(Problem to solve) Each line of the material below that holds the word "with" needs to be copied.

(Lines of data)
================================
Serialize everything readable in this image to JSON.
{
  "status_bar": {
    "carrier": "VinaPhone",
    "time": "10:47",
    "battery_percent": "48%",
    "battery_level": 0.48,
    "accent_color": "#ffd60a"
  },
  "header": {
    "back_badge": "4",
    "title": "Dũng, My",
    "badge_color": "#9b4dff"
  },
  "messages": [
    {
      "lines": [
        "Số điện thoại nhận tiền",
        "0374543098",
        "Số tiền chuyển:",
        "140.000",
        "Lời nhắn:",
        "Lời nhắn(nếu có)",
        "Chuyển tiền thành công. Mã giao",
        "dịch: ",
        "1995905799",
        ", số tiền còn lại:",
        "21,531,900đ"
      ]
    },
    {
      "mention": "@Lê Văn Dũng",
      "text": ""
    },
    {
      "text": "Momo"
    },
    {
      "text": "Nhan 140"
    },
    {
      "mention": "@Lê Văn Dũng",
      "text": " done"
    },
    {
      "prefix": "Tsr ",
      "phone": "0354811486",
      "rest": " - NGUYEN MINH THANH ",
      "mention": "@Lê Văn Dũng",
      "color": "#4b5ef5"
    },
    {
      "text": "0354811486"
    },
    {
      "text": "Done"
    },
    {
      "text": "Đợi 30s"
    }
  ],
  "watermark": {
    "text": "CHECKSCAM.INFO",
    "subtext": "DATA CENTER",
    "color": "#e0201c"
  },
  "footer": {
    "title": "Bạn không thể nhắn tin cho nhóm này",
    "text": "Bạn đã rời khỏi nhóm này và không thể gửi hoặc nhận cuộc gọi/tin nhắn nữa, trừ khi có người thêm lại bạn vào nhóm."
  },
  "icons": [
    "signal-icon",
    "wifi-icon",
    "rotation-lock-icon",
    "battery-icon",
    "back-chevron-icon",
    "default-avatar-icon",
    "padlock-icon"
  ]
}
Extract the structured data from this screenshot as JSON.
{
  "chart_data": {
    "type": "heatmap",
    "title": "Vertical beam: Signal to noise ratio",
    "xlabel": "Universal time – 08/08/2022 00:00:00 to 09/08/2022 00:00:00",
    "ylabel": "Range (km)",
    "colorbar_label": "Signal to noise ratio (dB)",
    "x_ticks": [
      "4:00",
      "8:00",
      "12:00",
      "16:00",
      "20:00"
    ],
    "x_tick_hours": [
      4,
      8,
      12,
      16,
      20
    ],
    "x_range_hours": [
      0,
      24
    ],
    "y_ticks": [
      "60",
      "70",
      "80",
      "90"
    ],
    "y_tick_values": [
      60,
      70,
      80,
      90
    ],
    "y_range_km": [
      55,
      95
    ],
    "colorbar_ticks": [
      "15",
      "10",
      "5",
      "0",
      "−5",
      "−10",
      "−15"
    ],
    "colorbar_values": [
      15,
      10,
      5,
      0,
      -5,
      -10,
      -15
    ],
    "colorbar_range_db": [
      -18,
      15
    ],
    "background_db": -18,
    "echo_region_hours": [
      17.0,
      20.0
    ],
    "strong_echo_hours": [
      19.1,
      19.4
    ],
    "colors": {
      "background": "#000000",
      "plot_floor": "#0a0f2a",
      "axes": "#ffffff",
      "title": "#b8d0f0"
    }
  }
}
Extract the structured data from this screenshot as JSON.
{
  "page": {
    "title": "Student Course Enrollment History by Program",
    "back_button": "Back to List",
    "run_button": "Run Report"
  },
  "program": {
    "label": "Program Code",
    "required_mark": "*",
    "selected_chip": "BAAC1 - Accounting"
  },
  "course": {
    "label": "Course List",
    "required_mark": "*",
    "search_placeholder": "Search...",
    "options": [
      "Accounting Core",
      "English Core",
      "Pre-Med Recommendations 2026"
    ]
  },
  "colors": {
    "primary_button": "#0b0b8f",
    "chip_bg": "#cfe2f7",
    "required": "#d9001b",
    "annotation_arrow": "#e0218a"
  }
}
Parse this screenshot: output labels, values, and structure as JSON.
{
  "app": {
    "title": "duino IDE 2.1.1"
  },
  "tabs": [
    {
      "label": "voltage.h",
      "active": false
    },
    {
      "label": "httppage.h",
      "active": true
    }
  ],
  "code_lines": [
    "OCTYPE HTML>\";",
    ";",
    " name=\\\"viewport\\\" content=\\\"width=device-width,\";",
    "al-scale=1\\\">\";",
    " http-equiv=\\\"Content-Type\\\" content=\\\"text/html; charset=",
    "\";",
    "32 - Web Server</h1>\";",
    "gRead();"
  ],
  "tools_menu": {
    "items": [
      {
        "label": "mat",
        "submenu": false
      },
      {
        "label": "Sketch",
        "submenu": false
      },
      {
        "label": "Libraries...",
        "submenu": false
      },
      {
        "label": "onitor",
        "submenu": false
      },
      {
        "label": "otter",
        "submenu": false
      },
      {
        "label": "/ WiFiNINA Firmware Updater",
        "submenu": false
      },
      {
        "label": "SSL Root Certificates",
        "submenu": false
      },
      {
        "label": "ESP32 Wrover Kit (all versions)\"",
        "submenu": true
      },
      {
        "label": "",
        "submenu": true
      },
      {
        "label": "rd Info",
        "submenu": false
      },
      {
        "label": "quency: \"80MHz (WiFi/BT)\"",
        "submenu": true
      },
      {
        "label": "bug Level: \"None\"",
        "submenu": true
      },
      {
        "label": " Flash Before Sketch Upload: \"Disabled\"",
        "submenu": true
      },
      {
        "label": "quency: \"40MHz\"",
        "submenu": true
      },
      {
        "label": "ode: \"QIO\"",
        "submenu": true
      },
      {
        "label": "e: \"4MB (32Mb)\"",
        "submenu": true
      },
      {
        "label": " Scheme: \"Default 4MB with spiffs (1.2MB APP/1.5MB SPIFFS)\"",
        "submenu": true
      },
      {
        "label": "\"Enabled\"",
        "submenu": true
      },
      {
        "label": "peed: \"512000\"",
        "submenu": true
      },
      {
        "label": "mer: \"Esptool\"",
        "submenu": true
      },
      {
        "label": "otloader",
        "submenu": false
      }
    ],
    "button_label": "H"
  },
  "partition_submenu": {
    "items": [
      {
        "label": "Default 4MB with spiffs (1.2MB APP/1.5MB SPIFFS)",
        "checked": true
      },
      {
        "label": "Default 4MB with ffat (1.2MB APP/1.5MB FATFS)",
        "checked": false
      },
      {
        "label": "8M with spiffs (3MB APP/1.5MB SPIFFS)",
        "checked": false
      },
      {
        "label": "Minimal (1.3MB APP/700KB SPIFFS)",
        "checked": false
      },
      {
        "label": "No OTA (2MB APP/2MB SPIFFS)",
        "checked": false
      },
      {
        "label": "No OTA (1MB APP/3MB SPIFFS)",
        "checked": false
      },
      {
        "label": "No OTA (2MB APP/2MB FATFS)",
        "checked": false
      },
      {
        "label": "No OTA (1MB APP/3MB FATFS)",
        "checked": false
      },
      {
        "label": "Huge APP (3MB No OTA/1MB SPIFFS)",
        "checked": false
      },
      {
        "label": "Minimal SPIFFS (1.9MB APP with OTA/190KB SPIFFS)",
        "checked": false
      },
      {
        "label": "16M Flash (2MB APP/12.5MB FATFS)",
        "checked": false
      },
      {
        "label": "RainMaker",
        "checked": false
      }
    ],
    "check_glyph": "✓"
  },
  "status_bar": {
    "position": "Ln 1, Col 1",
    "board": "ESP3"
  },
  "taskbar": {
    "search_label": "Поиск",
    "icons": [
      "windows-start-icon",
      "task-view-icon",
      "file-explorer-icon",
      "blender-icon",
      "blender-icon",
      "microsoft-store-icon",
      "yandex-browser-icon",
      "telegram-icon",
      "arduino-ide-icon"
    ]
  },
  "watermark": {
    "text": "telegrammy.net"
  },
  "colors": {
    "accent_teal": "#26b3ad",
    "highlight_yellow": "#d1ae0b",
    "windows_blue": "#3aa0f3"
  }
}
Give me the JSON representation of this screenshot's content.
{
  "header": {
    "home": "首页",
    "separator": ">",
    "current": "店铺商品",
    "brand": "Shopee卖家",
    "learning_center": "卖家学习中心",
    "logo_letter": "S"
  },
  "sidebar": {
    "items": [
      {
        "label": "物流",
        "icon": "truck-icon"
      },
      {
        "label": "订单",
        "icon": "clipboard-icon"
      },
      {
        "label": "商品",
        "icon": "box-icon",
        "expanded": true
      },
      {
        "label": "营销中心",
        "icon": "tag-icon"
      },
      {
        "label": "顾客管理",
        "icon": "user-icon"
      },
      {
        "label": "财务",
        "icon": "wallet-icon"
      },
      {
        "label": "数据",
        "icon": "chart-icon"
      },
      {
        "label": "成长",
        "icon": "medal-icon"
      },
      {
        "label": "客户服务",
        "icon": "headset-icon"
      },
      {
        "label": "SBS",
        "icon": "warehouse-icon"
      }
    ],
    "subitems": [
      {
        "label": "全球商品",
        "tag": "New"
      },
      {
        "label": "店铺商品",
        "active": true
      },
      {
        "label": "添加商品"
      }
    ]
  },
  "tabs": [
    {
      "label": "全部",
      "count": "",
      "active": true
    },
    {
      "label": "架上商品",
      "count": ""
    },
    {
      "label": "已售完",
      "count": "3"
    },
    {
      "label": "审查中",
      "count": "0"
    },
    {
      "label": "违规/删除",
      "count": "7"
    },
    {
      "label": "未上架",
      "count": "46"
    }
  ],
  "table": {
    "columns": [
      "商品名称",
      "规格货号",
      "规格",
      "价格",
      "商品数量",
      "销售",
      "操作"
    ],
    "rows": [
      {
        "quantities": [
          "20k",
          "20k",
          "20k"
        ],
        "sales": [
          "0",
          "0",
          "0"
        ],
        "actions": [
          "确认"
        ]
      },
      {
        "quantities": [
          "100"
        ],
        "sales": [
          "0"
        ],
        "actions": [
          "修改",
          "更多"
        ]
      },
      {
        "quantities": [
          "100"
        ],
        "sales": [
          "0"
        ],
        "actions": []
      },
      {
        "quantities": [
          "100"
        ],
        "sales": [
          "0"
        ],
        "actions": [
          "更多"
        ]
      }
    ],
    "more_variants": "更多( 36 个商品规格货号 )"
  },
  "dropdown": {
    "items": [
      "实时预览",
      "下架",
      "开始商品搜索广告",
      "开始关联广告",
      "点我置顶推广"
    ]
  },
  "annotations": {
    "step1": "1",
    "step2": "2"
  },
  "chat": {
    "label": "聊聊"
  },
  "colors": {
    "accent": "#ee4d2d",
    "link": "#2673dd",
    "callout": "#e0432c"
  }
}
================================
(Finished answer)
        "label": " Scheme: \"Default 4MB with spiffs (1.2MB APP/1.5MB SPIFFS)\"",
        "label": "Default 4MB with spiffs (1.2MB APP/1.5MB SPIFFS)",
        "label": "Default 4MB with ffat (1.2MB APP/1.5MB FATFS)",
        "label": "8M with spiffs (3MB APP/1.5MB SPIFFS)",
        "label": "Minimal SPIFFS (1.9MB APP with OTA/190KB SPIFFS)",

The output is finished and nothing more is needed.